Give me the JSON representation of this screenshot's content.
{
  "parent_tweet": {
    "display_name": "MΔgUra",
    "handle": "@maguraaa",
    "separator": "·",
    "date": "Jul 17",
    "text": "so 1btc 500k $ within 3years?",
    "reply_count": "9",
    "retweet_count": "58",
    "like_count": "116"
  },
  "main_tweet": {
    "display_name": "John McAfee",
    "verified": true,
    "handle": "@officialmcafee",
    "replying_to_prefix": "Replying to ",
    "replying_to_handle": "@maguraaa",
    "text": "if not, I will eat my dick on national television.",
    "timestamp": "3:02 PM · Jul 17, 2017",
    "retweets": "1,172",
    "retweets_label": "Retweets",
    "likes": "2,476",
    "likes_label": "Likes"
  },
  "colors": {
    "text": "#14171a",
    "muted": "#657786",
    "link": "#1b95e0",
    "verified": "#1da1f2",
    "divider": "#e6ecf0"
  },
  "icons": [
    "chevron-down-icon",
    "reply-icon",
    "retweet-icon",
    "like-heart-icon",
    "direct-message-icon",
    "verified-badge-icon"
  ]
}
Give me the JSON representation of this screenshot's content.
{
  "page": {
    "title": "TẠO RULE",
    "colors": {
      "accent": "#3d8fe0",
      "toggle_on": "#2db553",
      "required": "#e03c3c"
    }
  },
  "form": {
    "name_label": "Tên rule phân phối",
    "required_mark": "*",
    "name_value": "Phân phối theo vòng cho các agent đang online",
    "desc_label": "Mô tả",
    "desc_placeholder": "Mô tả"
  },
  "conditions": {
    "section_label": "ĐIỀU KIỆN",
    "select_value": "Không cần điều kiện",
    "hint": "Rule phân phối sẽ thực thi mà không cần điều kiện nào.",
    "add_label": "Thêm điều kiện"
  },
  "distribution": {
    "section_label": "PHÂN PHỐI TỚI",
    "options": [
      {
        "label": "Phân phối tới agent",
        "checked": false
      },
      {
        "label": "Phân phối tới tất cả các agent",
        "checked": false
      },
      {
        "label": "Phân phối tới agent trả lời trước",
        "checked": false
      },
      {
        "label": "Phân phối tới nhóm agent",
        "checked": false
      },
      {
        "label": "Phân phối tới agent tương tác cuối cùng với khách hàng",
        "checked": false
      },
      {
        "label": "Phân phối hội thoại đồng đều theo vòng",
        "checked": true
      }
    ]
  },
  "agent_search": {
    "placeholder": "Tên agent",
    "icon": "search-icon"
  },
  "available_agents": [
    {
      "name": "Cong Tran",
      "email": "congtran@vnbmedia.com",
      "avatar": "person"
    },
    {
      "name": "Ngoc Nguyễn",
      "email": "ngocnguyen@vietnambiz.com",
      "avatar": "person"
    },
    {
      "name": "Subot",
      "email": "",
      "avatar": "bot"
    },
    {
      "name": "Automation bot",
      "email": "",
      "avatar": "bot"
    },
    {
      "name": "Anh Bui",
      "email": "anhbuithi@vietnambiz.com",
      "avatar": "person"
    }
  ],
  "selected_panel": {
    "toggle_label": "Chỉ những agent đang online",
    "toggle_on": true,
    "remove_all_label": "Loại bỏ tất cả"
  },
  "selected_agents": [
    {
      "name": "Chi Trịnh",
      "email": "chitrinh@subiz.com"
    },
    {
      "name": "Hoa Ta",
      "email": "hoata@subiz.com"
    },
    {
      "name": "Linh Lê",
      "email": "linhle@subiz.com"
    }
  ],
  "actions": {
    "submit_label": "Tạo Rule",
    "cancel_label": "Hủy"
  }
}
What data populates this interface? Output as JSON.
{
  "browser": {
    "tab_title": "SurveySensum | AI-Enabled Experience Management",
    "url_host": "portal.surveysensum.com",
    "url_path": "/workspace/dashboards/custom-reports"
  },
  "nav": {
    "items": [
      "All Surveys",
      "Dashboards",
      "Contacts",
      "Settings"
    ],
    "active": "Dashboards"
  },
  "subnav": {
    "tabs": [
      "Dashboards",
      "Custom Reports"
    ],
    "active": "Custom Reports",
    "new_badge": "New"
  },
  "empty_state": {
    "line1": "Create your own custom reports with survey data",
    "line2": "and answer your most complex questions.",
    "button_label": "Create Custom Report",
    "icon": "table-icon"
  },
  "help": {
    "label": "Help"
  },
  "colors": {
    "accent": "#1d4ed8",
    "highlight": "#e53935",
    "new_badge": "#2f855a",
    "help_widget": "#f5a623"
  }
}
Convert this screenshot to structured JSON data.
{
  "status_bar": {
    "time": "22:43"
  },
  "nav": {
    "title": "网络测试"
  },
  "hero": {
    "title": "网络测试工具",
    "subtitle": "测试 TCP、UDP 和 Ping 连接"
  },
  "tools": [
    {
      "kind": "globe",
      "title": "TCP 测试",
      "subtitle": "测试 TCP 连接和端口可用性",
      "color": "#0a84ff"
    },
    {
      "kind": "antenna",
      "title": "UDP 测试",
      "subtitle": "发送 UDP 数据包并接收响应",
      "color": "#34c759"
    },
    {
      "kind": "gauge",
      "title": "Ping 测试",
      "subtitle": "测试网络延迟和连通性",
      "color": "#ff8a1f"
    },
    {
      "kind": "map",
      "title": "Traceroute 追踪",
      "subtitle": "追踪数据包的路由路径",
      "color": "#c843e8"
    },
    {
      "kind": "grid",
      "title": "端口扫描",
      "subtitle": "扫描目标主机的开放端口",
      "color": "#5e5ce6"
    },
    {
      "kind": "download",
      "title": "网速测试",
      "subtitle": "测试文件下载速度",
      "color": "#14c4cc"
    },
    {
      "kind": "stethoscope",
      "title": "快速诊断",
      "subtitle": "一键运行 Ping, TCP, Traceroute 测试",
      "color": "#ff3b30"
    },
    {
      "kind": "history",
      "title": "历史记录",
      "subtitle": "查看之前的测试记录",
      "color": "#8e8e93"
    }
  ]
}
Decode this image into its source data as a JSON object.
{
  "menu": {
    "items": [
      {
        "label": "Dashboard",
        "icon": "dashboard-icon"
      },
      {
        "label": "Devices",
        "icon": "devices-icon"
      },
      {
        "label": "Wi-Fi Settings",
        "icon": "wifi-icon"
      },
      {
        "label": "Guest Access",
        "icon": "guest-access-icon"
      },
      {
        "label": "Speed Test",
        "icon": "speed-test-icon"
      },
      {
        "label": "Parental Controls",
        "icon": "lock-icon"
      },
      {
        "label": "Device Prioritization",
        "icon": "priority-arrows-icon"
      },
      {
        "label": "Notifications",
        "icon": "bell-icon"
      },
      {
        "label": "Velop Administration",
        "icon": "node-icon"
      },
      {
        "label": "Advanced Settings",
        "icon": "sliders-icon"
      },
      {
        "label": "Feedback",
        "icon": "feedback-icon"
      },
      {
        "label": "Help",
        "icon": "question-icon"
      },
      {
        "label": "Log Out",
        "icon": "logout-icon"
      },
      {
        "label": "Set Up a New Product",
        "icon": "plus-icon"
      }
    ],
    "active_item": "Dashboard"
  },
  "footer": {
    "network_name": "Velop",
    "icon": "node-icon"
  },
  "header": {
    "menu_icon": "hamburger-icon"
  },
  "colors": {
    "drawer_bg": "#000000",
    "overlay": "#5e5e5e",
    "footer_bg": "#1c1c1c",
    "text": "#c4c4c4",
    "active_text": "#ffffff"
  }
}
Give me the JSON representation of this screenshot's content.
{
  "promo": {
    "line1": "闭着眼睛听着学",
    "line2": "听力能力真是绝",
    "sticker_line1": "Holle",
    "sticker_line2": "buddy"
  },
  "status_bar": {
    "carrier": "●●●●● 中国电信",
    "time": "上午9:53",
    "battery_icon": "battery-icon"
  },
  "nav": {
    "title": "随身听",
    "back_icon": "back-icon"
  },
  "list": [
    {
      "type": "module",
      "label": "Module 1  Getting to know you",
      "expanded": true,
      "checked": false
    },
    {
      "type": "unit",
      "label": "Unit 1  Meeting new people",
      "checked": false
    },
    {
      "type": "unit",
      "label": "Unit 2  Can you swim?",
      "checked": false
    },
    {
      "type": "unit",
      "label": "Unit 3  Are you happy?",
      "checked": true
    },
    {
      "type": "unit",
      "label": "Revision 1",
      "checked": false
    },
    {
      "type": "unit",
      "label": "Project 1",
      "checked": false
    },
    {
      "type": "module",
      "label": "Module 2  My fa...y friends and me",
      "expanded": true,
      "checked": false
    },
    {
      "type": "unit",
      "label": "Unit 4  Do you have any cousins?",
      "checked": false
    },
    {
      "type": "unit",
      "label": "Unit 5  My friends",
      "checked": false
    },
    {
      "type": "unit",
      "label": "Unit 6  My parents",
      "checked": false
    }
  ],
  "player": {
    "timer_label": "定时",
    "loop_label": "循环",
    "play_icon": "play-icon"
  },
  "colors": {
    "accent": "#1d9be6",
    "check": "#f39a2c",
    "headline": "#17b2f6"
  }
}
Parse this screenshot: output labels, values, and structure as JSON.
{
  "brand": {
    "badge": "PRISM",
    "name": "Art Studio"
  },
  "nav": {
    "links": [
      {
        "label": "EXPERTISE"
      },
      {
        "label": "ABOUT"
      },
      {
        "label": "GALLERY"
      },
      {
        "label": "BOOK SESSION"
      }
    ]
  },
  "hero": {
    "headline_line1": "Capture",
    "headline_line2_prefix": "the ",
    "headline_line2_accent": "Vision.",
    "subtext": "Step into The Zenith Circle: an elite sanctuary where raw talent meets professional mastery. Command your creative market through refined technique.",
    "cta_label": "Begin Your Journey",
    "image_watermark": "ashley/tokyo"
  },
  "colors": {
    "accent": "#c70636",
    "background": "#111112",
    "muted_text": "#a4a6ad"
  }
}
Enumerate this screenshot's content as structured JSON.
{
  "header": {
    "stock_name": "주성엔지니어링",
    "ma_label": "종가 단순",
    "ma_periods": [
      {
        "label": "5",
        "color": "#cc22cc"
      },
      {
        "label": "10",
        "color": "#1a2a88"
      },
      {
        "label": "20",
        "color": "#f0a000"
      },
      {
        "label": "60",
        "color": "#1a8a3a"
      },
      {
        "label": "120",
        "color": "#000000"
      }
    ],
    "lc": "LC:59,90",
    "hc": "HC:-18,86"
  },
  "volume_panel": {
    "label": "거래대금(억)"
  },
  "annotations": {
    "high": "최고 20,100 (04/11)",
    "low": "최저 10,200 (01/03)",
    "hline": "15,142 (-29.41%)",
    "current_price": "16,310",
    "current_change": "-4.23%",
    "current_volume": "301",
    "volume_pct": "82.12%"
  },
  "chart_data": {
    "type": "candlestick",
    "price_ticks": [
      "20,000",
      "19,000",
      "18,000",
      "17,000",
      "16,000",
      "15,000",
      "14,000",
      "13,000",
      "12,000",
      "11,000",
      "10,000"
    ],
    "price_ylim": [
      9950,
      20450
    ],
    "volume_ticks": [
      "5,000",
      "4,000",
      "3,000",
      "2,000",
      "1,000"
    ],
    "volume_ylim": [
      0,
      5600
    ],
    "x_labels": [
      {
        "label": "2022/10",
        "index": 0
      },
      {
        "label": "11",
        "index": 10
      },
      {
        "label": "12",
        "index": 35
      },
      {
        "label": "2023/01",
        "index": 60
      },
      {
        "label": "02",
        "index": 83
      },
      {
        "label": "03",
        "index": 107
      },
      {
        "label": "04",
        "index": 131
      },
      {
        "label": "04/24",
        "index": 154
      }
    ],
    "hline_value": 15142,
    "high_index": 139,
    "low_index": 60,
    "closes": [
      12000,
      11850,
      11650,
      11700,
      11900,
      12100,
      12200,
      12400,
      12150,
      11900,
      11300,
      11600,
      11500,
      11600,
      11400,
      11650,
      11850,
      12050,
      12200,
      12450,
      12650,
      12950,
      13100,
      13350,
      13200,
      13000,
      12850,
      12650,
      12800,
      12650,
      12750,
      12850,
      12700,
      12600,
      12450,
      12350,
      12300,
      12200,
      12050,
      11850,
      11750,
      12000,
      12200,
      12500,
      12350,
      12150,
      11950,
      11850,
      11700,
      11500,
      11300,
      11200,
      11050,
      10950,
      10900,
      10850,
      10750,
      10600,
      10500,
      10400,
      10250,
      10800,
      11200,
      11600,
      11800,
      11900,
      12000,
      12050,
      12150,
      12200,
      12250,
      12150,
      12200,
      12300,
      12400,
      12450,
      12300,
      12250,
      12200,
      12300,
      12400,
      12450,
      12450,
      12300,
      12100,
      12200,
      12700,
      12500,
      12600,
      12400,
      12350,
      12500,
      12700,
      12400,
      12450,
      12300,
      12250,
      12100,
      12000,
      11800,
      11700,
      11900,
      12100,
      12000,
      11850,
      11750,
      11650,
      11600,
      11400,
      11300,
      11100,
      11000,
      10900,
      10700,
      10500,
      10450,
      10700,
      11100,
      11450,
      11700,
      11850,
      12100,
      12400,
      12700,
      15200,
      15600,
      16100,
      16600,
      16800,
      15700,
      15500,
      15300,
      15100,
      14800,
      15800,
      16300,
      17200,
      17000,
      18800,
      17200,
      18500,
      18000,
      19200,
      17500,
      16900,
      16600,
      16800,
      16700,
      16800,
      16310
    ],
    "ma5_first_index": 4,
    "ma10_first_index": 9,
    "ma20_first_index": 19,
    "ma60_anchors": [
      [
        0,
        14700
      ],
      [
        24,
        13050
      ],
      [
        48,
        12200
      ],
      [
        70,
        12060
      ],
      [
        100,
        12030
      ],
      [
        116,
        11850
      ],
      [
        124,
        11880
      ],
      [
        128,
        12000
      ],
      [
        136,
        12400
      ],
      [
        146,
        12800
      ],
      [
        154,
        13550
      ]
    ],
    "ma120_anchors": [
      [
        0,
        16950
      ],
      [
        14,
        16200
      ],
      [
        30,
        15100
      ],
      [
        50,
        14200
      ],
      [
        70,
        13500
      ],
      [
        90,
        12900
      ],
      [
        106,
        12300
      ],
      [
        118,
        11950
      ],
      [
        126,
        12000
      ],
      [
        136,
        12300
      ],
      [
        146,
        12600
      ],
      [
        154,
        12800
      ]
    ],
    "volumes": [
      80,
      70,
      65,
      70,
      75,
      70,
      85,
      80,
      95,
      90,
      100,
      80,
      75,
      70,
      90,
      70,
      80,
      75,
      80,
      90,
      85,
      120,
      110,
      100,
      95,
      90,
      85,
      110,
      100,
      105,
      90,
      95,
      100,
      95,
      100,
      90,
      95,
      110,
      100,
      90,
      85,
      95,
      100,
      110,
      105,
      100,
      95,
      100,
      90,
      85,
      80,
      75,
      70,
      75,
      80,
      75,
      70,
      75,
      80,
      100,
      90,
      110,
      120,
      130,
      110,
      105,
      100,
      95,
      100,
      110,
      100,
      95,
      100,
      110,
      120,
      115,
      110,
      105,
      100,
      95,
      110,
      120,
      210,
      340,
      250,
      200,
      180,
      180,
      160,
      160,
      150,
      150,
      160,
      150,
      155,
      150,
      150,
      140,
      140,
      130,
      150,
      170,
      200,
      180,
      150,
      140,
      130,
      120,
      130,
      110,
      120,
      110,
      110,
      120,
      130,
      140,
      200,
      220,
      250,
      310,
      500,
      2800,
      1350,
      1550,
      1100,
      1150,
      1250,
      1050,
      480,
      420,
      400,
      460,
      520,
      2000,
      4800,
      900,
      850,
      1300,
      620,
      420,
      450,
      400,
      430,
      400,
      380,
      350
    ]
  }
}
☆ ☆ ☆ ☆ ☆ ☆ ☆
Work to be completed
From the data above, copy out every line with the string "đang" in it.

Result of the exercise
    "name_value": "Phân phối theo vòng cho các agent đang online",
    "toggle_label": "Chỉ những agent đang online",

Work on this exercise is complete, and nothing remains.